» Data extract
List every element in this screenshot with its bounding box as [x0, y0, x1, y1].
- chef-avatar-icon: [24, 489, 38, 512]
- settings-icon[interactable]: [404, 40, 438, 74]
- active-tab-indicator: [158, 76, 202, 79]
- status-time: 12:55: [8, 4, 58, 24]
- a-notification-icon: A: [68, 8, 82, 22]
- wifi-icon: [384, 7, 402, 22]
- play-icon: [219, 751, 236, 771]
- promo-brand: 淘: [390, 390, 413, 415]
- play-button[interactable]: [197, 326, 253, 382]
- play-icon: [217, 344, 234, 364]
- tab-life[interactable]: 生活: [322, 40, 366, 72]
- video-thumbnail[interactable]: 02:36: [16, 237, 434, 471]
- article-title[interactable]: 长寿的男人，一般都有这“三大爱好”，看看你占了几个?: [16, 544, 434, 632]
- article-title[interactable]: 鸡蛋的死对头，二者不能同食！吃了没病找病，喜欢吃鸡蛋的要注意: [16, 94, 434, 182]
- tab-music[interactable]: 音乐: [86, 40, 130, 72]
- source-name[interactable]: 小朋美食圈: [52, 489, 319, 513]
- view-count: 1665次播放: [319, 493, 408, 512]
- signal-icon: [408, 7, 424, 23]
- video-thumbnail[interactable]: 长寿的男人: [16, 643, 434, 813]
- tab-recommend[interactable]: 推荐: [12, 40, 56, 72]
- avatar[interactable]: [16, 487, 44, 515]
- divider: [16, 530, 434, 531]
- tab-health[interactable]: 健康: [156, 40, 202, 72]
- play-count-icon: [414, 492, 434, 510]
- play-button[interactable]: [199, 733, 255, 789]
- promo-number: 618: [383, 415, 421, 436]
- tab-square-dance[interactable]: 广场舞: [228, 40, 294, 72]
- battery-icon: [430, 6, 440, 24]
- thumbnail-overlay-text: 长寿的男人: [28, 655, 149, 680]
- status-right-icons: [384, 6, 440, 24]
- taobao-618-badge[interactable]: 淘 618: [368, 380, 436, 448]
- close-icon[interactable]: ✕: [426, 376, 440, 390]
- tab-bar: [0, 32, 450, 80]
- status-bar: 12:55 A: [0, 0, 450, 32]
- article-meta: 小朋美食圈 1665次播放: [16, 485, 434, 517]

» What is expected
Copy every line of the data above with no changes at all.

» Written solution
List every element in this screenshot with its bounding box as [x0, y0, x1, y1].
- chef-avatar-icon: [24, 489, 38, 512]
- settings-icon[interactable]: [404, 40, 438, 74]
- active-tab-indicator: [158, 76, 202, 79]
- status-time: 12:55: [8, 4, 58, 24]
- a-notification-icon: A: [68, 8, 82, 22]
- wifi-icon: [384, 7, 402, 22]
- play-icon: [219, 751, 236, 771]
- promo-brand: 淘: [390, 390, 413, 415]
- play-button[interactable]: [197, 326, 253, 382]
- play-icon: [217, 344, 234, 364]
- tab-life[interactable]: 生活: [322, 40, 366, 72]
- video-thumbnail[interactable]: 02:36: [16, 237, 434, 471]
- article-title[interactable]: 长寿的男人，一般都有这“三大爱好”，看看你占了几个?: [16, 544, 434, 632]
- article-title[interactable]: 鸡蛋的死对头，二者不能同食！吃了没病找病，喜欢吃鸡蛋的要注意: [16, 94, 434, 182]
- tab-music[interactable]: 音乐: [86, 40, 130, 72]
- source-name[interactable]: 小朋美食圈: [52, 489, 319, 513]
- view-count: 1665次播放: [319, 493, 408, 512]
- signal-icon: [408, 7, 424, 23]
- video-thumbnail[interactable]: 长寿的男人: [16, 643, 434, 813]
- tab-recommend[interactable]: 推荐: [12, 40, 56, 72]
- avatar[interactable]: [16, 487, 44, 515]
- divider: [16, 530, 434, 531]
- tab-health[interactable]: 健康: [156, 40, 202, 72]
- play-count-icon: [414, 492, 434, 510]
- play-button[interactable]: [199, 733, 255, 789]
- promo-number: 618: [383, 415, 421, 436]
- tab-square-dance[interactable]: 广场舞: [228, 40, 294, 72]
- battery-icon: [430, 6, 440, 24]
- thumbnail-overlay-text: 长寿的男人: [28, 655, 149, 680]
- status-right-icons: [384, 6, 440, 24]
- taobao-618-badge[interactable]: 淘 618: [368, 380, 436, 448]
- close-icon[interactable]: ✕: [426, 376, 440, 390]
- tab-bar: [0, 32, 450, 80]
- status-bar: 12:55 A: [0, 0, 450, 32]
- article-meta: 小朋美食圈 1665次播放: [16, 485, 434, 517]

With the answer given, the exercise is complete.